§ **Given instruction**: Return each line of the records with nothing changed, pictures excepted.

§ **Task material**:
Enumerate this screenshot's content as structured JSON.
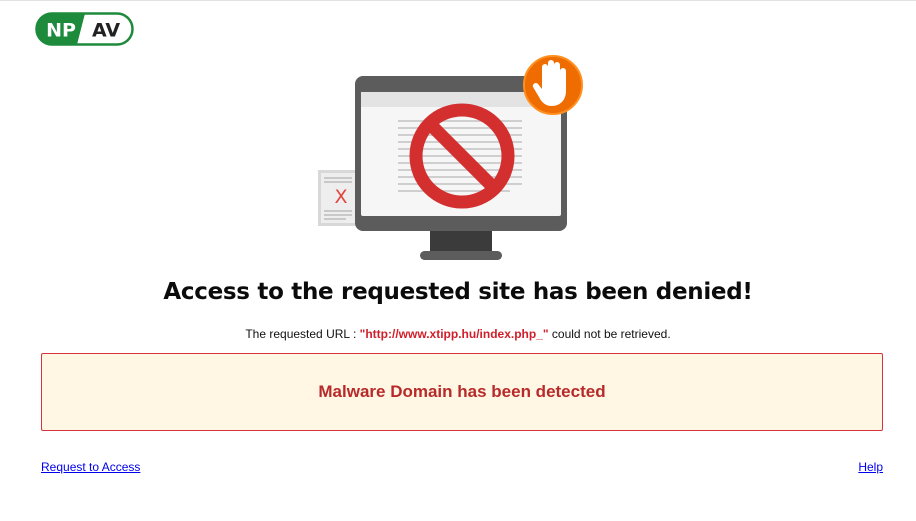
{
  "logo": {
    "left_text": "NP",
    "right_text": "AV",
    "brand_color": "#1e8a3c"
  },
  "illustration": {
    "icon": "monitor-blocked-icon",
    "badge_icon": "stop-hand-icon",
    "doc_icon": "blocked-document-icon",
    "doc_mark": "X"
  },
  "heading": "Access to the requested site has been denied!",
  "message": {
    "prefix": "The requested URL :",
    "url": "\"http://www.xtipp.hu/index.php_\"",
    "suffix": "could not be retrieved."
  },
  "alert": {
    "text": "Malware Domain has been detected"
  },
  "links": {
    "request_access": "Request to Access",
    "help": "Help"
  },
  "colors": {
    "alert_bg": "#fff6e4",
    "alert_border": "#d6333f",
    "alert_text": "#b82a2a",
    "url_text": "#d01f2a",
    "prohibit_red": "#d32f2f",
    "badge_orange": "#ef6c00"
  }
}
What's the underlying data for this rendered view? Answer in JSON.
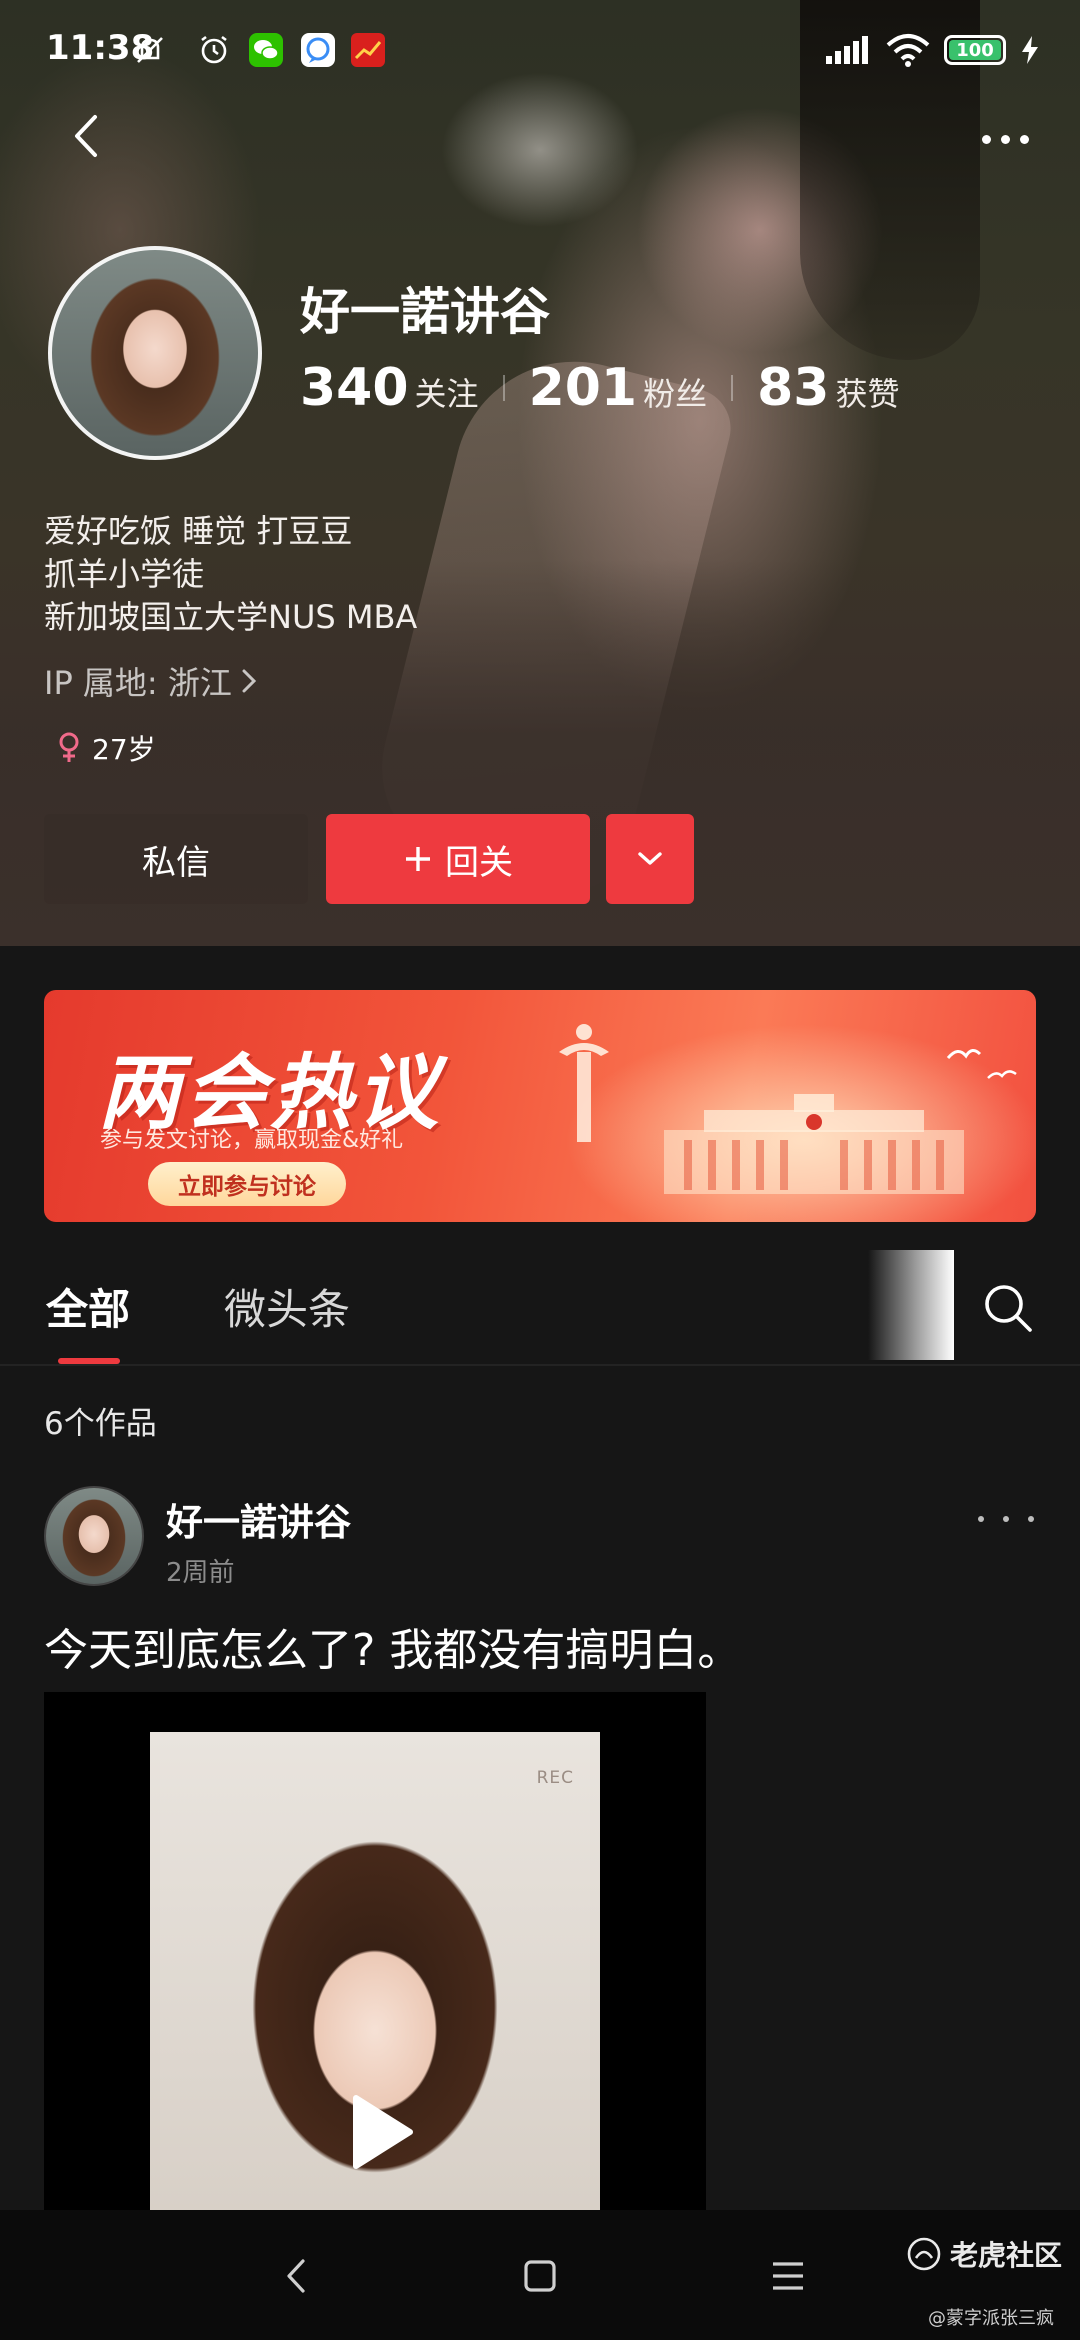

§ **Finished exercise**:
Enumerate this screenshot's content as structured JSON.
{
  "logo": {
    "left_text": "NP",
    "right_text": "AV",
    "brand_color": "#1e8a3c"
  },
  "illustration": {
    "icon": "monitor-blocked-icon",
    "badge_icon": "stop-hand-icon",
    "doc_icon": "blocked-document-icon",
    "doc_mark": "X"
  },
  "heading": "Access to the requested site has been denied!",
  "message": {
    "prefix": "The requested URL :",
    "url": "\"http://www.xtipp.hu/index.php_\"",
    "suffix": "could not be retrieved."
  },
  "alert": {
    "text": "Malware Domain has been detected"
  },
  "links": {
    "request_access": "Request to Access",
    "help": "Help"
  },
  "colors": {
    "alert_bg": "#fff6e4",
    "alert_border": "#d6333f",
    "alert_text": "#b82a2a",
    "url_text": "#d01f2a",
    "prohibit_red": "#d32f2f",
    "badge_orange": "#ef6c00"
  }
}
What's the underlying data for this rendered view? Answer in JSON.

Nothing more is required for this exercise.